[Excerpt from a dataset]
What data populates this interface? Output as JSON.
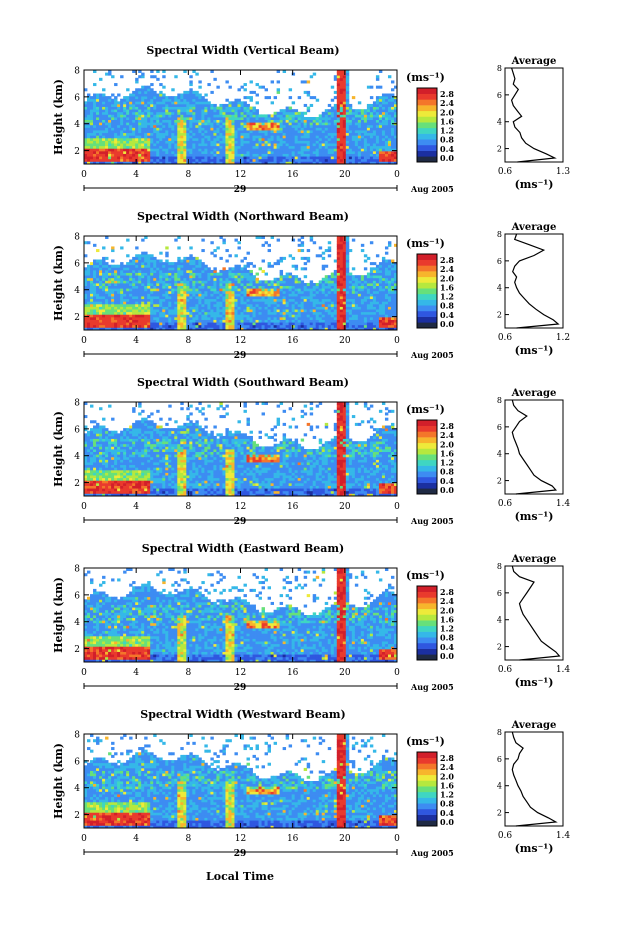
{
  "colorbar": {
    "unit": "(ms⁻¹)",
    "ticks": [
      "2.8",
      "2.4",
      "2.0",
      "1.6",
      "1.2",
      "0.8",
      "0.4",
      "0.0"
    ],
    "colors": [
      "#1f2a44",
      "#1b2fa0",
      "#2f57e0",
      "#3d8cf2",
      "#35b8e8",
      "#3fd6c2",
      "#67e07a",
      "#b6e83e",
      "#eeea3a",
      "#f7b52c",
      "#f4762a",
      "#e93a2d",
      "#d21f2a"
    ]
  },
  "xaxis": {
    "ticks": [
      "0",
      "4",
      "8",
      "12",
      "16",
      "20",
      "0"
    ],
    "day_label": "29",
    "date_label": "Aug 2005",
    "local_time_label": "Local Time"
  },
  "chart_data": [
    {
      "type": "heatmap",
      "title": "Spectral Width (Vertical Beam)",
      "ylabel": "Height (km)",
      "xlim": [
        0,
        24
      ],
      "ylim": [
        1,
        8
      ],
      "yticks": [
        "8",
        "6",
        "4",
        "2"
      ],
      "avg": {
        "title": "Average",
        "xlabel": "(ms⁻¹)",
        "xticks": [
          "0.6",
          "1.3"
        ],
        "xlim": [
          0.6,
          1.3
        ],
        "yticks": [
          "8",
          "6",
          "4",
          "2"
        ],
        "height": [
          1.0,
          1.3,
          1.6,
          2.0,
          2.4,
          2.8,
          3.2,
          3.6,
          4.0,
          4.4,
          4.8,
          5.2,
          5.6,
          6.0,
          6.4,
          6.8,
          7.2,
          7.6,
          8.0
        ],
        "value": [
          0.75,
          1.2,
          1.1,
          0.95,
          0.85,
          0.8,
          0.78,
          0.72,
          0.7,
          0.8,
          0.75,
          0.7,
          0.68,
          0.72,
          0.76,
          0.7,
          0.72,
          0.7,
          0.68
        ]
      }
    },
    {
      "type": "heatmap",
      "title": "Spectral Width (Northward Beam)",
      "ylabel": "Height (km)",
      "xlim": [
        0,
        24
      ],
      "ylim": [
        1,
        8
      ],
      "yticks": [
        "8",
        "6",
        "4",
        "2"
      ],
      "avg": {
        "title": "Average",
        "xlabel": "(ms⁻¹)",
        "xticks": [
          "0.6",
          "1.2"
        ],
        "xlim": [
          0.6,
          1.2
        ],
        "yticks": [
          "8",
          "6",
          "4",
          "2"
        ],
        "height": [
          1.0,
          1.3,
          1.6,
          2.0,
          2.4,
          2.8,
          3.2,
          3.6,
          4.0,
          4.4,
          4.8,
          5.2,
          5.6,
          6.0,
          6.4,
          6.8,
          7.2,
          7.6,
          8.0
        ],
        "value": [
          0.72,
          1.15,
          1.1,
          1.0,
          0.92,
          0.85,
          0.8,
          0.75,
          0.72,
          0.7,
          0.72,
          0.68,
          0.7,
          0.75,
          0.9,
          1.0,
          0.85,
          0.7,
          0.72
        ]
      }
    },
    {
      "type": "heatmap",
      "title": "Spectral Width (Southward Beam)",
      "ylabel": "Height (km)",
      "xlim": [
        0,
        24
      ],
      "ylim": [
        1,
        8
      ],
      "yticks": [
        "8",
        "6",
        "4",
        "2"
      ],
      "avg": {
        "title": "Average",
        "xlabel": "(ms⁻¹)",
        "xticks": [
          "0.6",
          "1.4"
        ],
        "xlim": [
          0.6,
          1.4
        ],
        "yticks": [
          "8",
          "6",
          "4",
          "2"
        ],
        "height": [
          1.0,
          1.3,
          1.6,
          2.0,
          2.4,
          2.8,
          3.2,
          3.6,
          4.0,
          4.4,
          4.8,
          5.2,
          5.6,
          6.0,
          6.4,
          6.8,
          7.2,
          7.6,
          8.0
        ],
        "value": [
          0.75,
          1.3,
          1.25,
          1.1,
          1.0,
          0.95,
          0.9,
          0.85,
          0.8,
          0.78,
          0.75,
          0.72,
          0.7,
          0.75,
          0.8,
          0.9,
          0.78,
          0.72,
          0.7
        ]
      }
    },
    {
      "type": "heatmap",
      "title": "Spectral Width (Eastward Beam)",
      "ylabel": "Height (km)",
      "xlim": [
        0,
        24
      ],
      "ylim": [
        1,
        8
      ],
      "yticks": [
        "8",
        "6",
        "4",
        "2"
      ],
      "avg": {
        "title": "Average",
        "xlabel": "(ms⁻¹)",
        "xticks": [
          "0.6",
          "1.4"
        ],
        "xlim": [
          0.6,
          1.4
        ],
        "yticks": [
          "8",
          "6",
          "4",
          "2"
        ],
        "height": [
          1.0,
          1.3,
          1.6,
          2.0,
          2.4,
          2.8,
          3.2,
          3.6,
          4.0,
          4.4,
          4.8,
          5.2,
          5.6,
          6.0,
          6.4,
          6.8,
          7.2,
          7.6,
          8.0
        ],
        "value": [
          0.8,
          1.35,
          1.3,
          1.2,
          1.1,
          1.05,
          1.0,
          0.95,
          0.9,
          0.85,
          0.82,
          0.8,
          0.85,
          0.9,
          0.95,
          1.0,
          0.8,
          0.72,
          0.7
        ]
      }
    },
    {
      "type": "heatmap",
      "title": "Spectral Width (Westward Beam)",
      "ylabel": "Height (km)",
      "xlim": [
        0,
        24
      ],
      "ylim": [
        1,
        8
      ],
      "yticks": [
        "8",
        "6",
        "4",
        "2"
      ],
      "avg": {
        "title": "Average",
        "xlabel": "(ms⁻¹)",
        "xticks": [
          "0.6",
          "1.4"
        ],
        "xlim": [
          0.6,
          1.4
        ],
        "yticks": [
          "8",
          "6",
          "4",
          "2"
        ],
        "height": [
          1.0,
          1.3,
          1.6,
          2.0,
          2.4,
          2.8,
          3.2,
          3.6,
          4.0,
          4.4,
          4.8,
          5.2,
          5.6,
          6.0,
          6.4,
          6.8,
          7.2,
          7.6,
          8.0
        ],
        "value": [
          0.75,
          1.3,
          1.2,
          1.05,
          0.95,
          0.9,
          0.85,
          0.82,
          0.78,
          0.75,
          0.72,
          0.7,
          0.72,
          0.78,
          0.8,
          0.85,
          0.75,
          0.72,
          0.7
        ]
      }
    }
  ]
}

◆ Exercise aim
Copy the material shown above in full and exactly. Skip the pictures.

◆ Written answer
What data populates this interface? Output as JSON.
{
  "colorbar": {
    "unit": "(ms⁻¹)",
    "ticks": [
      "2.8",
      "2.4",
      "2.0",
      "1.6",
      "1.2",
      "0.8",
      "0.4",
      "0.0"
    ],
    "colors": [
      "#1f2a44",
      "#1b2fa0",
      "#2f57e0",
      "#3d8cf2",
      "#35b8e8",
      "#3fd6c2",
      "#67e07a",
      "#b6e83e",
      "#eeea3a",
      "#f7b52c",
      "#f4762a",
      "#e93a2d",
      "#d21f2a"
    ]
  },
  "xaxis": {
    "ticks": [
      "0",
      "4",
      "8",
      "12",
      "16",
      "20",
      "0"
    ],
    "day_label": "29",
    "date_label": "Aug 2005",
    "local_time_label": "Local Time"
  },
  "chart_data": [
    {
      "type": "heatmap",
      "title": "Spectral Width (Vertical Beam)",
      "ylabel": "Height (km)",
      "xlim": [
        0,
        24
      ],
      "ylim": [
        1,
        8
      ],
      "yticks": [
        "8",
        "6",
        "4",
        "2"
      ],
      "avg": {
        "title": "Average",
        "xlabel": "(ms⁻¹)",
        "xticks": [
          "0.6",
          "1.3"
        ],
        "xlim": [
          0.6,
          1.3
        ],
        "yticks": [
          "8",
          "6",
          "4",
          "2"
        ],
        "height": [
          1.0,
          1.3,
          1.6,
          2.0,
          2.4,
          2.8,
          3.2,
          3.6,
          4.0,
          4.4,
          4.8,
          5.2,
          5.6,
          6.0,
          6.4,
          6.8,
          7.2,
          7.6,
          8.0
        ],
        "value": [
          0.75,
          1.2,
          1.1,
          0.95,
          0.85,
          0.8,
          0.78,
          0.72,
          0.7,
          0.8,
          0.75,
          0.7,
          0.68,
          0.72,
          0.76,
          0.7,
          0.72,
          0.7,
          0.68
        ]
      }
    },
    {
      "type": "heatmap",
      "title": "Spectral Width (Northward Beam)",
      "ylabel": "Height (km)",
      "xlim": [
        0,
        24
      ],
      "ylim": [
        1,
        8
      ],
      "yticks": [
        "8",
        "6",
        "4",
        "2"
      ],
      "avg": {
        "title": "Average",
        "xlabel": "(ms⁻¹)",
        "xticks": [
          "0.6",
          "1.2"
        ],
        "xlim": [
          0.6,
          1.2
        ],
        "yticks": [
          "8",
          "6",
          "4",
          "2"
        ],
        "height": [
          1.0,
          1.3,
          1.6,
          2.0,
          2.4,
          2.8,
          3.2,
          3.6,
          4.0,
          4.4,
          4.8,
          5.2,
          5.6,
          6.0,
          6.4,
          6.8,
          7.2,
          7.6,
          8.0
        ],
        "value": [
          0.72,
          1.15,
          1.1,
          1.0,
          0.92,
          0.85,
          0.8,
          0.75,
          0.72,
          0.7,
          0.72,
          0.68,
          0.7,
          0.75,
          0.9,
          1.0,
          0.85,
          0.7,
          0.72
        ]
      }
    },
    {
      "type": "heatmap",
      "title": "Spectral Width (Southward Beam)",
      "ylabel": "Height (km)",
      "xlim": [
        0,
        24
      ],
      "ylim": [
        1,
        8
      ],
      "yticks": [
        "8",
        "6",
        "4",
        "2"
      ],
      "avg": {
        "title": "Average",
        "xlabel": "(ms⁻¹)",
        "xticks": [
          "0.6",
          "1.4"
        ],
        "xlim": [
          0.6,
          1.4
        ],
        "yticks": [
          "8",
          "6",
          "4",
          "2"
        ],
        "height": [
          1.0,
          1.3,
          1.6,
          2.0,
          2.4,
          2.8,
          3.2,
          3.6,
          4.0,
          4.4,
          4.8,
          5.2,
          5.6,
          6.0,
          6.4,
          6.8,
          7.2,
          7.6,
          8.0
        ],
        "value": [
          0.75,
          1.3,
          1.25,
          1.1,
          1.0,
          0.95,
          0.9,
          0.85,
          0.8,
          0.78,
          0.75,
          0.72,
          0.7,
          0.75,
          0.8,
          0.9,
          0.78,
          0.72,
          0.7
        ]
      }
    },
    {
      "type": "heatmap",
      "title": "Spectral Width (Eastward Beam)",
      "ylabel": "Height (km)",
      "xlim": [
        0,
        24
      ],
      "ylim": [
        1,
        8
      ],
      "yticks": [
        "8",
        "6",
        "4",
        "2"
      ],
      "avg": {
        "title": "Average",
        "xlabel": "(ms⁻¹)",
        "xticks": [
          "0.6",
          "1.4"
        ],
        "xlim": [
          0.6,
          1.4
        ],
        "yticks": [
          "8",
          "6",
          "4",
          "2"
        ],
        "height": [
          1.0,
          1.3,
          1.6,
          2.0,
          2.4,
          2.8,
          3.2,
          3.6,
          4.0,
          4.4,
          4.8,
          5.2,
          5.6,
          6.0,
          6.4,
          6.8,
          7.2,
          7.6,
          8.0
        ],
        "value": [
          0.8,
          1.35,
          1.3,
          1.2,
          1.1,
          1.05,
          1.0,
          0.95,
          0.9,
          0.85,
          0.82,
          0.8,
          0.85,
          0.9,
          0.95,
          1.0,
          0.8,
          0.72,
          0.7
        ]
      }
    },
    {
      "type": "heatmap",
      "title": "Spectral Width (Westward Beam)",
      "ylabel": "Height (km)",
      "xlim": [
        0,
        24
      ],
      "ylim": [
        1,
        8
      ],
      "yticks": [
        "8",
        "6",
        "4",
        "2"
      ],
      "avg": {
        "title": "Average",
        "xlabel": "(ms⁻¹)",
        "xticks": [
          "0.6",
          "1.4"
        ],
        "xlim": [
          0.6,
          1.4
        ],
        "yticks": [
          "8",
          "6",
          "4",
          "2"
        ],
        "height": [
          1.0,
          1.3,
          1.6,
          2.0,
          2.4,
          2.8,
          3.2,
          3.6,
          4.0,
          4.4,
          4.8,
          5.2,
          5.6,
          6.0,
          6.4,
          6.8,
          7.2,
          7.6,
          8.0
        ],
        "value": [
          0.75,
          1.3,
          1.2,
          1.05,
          0.95,
          0.9,
          0.85,
          0.82,
          0.78,
          0.75,
          0.72,
          0.7,
          0.72,
          0.78,
          0.8,
          0.85,
          0.75,
          0.72,
          0.7
        ]
      }
    }
  ]
}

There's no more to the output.